__Apply what you read__:
A. Copy the passage of the Elasticsearch security text starting with "Following the zero-trusted-networks" and going on through "access layer built-in.".
B. In the Elasticsearch security text, what name did Search Guard go by when work on it began?
C. Resume the Elasticsearch security text from the point where it stops.

__Text segment__:
>>>

We all love Elasticsearch as software. Despite one very fundamental drawback it had in the beginning: No free security-related features whatsoever. Many vanilla Elasticsearch installations were wide open for attacks. Some still are today, leading to massive data breaches over time.
Security first and done right
Any software without a security layer is not production ready. Sadly, we all know that security comes last in most software and infrastructure projects. Not providing any built-in security controls inevitably leads to data breaches and exposed data.
Following the zero-trusted-networks approach, we believe that
- security has to be implemented where the data lives
- any data that moves across the wire has to be encrypted
Software without a security layer is not production ready
You, as a user, should not be responsible for implementing access control and data encryption yourself. Our mission is always to put security first and provide you with the best security features for Elasticsearch available.
Pioneers in Elasticsearch security
While there had been a couple of GitHub pull requests around security and TLS, Elastic used to have the opinion that security does not belong into Elasticsearch core and that ”the value [of TLS], security wise is close to 0”.
Our view on security for Elasticsearch has always been fundamentally different: Any software that stores potentially sensitive information has to have a security and access layer built-in.
We started to work on Search Guard early in 2013, un-creatively called “Elasticsearch Security Plugin” back then. The release of Shield 1.0 did not happen before February 2015.
Elasticsearch security, for free, and Open Source
Since the initial release of Search Guard, we always provided a free Community Edition at no cost, licensed under Apache2, which covers all major security features required to run Elasticsearch in production safely:
- Role-based access control on index- and document type level
- Internal database of users, roles and permissions
- Mandatory TLS inter-node encryption
- REST layer TLS encryption
- HTTP Basic authentication
- Kibana access controls
The Community Edition offers a full feature set to mitigate almost all attack vectors, including ransomware attacks and data leakages. So there was no reason anymore to run an unsecured Elasticsearch cluster in production.

<<<

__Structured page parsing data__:
>>>

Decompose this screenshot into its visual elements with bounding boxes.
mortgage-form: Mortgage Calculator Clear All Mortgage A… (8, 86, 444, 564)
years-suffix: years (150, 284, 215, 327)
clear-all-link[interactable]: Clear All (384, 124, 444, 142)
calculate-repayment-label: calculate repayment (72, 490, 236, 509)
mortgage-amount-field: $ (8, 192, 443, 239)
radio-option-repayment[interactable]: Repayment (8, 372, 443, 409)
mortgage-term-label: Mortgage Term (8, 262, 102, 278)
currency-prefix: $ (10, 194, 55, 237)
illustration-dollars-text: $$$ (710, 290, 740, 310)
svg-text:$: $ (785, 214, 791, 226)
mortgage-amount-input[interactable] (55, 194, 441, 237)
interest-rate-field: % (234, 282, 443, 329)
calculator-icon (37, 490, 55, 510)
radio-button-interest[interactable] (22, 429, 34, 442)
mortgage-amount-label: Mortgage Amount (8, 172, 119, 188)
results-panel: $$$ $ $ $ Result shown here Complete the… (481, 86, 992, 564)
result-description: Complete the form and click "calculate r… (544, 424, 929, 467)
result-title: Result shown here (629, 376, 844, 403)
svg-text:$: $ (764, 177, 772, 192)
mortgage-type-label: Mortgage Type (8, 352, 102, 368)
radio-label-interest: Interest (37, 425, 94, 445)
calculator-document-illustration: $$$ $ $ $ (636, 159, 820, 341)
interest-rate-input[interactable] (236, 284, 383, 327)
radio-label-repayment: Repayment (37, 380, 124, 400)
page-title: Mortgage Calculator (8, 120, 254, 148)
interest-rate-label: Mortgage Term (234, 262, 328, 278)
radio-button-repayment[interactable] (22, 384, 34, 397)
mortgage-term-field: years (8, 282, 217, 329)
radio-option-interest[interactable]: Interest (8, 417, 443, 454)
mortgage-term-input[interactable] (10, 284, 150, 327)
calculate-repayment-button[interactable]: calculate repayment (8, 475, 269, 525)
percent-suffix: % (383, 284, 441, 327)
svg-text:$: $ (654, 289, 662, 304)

<<<

__Responses per task__:
A.
Following the zero-trusted-networks approach, we believe that
- security has to be implemented where the data lives
- any data that moves across the wire has to be encrypted
Software without a security layer is not production ready
You, as a user, should not be responsible for implementing access control and data encryption yourself. Our mission is always to put security first and provide you with the best security features for Elasticsearch available.
Pioneers in Elasticsearch security
While there had been a couple of GitHub pull requests around security and TLS, Elastic used to have the opinion that security does not belong into Elasticsearch core and that ”the value [of TLS], security wise is close to 0”.
Our view on security for Elasticsearch has always been fundamentally different: Any software that stores potentially sensitive information has to have a security and access layer built-in.

B. Elasticsearch Security Plugin

C.
For users who need more, we offer the commercial Enterprise Edition, with advanced features like LDAP, Kerberos, SAML, Document- and Field-level security and a lot of features around compliance, for a fair price.
As the pioneers in securing Elasticsearch clusters, all decisions about our technology have the same goal, make your Elasticsearch environment more secure.
We believe that the code of any security software has to be open by definition. All of our GitHub repositories, including the commercial modules, have always been open to the public. Customers can run their security audits on our code, and they can also compile it on their infrastructure. This is essential for any security-related software, and many of our customers do precisely that.
Search Guard also participates in CA Veracode Verified, a program that validates a company’s secure software development processes. With approximately 30 percent of all breaches occurring as a result of a vulnerability at the application layer, software purchasers are demanding more insight into the security of the software they are buying. CA Veracode Verified empowers us to demonstrate our commitment to creating secure software.
A paradigm shift
A lot has happened in the Elasticsearch ecosystem since the release of Search Guard 2.x, and a lot has changed for the better. Following our approach, TLS became mandatory for inter-node communication in 6.x, a fundamental principle that we drove forward since the first Search Guard release.
In February 2018, Elastic finally decided to open their X-Pack code to the public. For the first time, users could inspect and review the X-Pack security code themselves before putting it into production. Again, a paradigm that we held high all the time.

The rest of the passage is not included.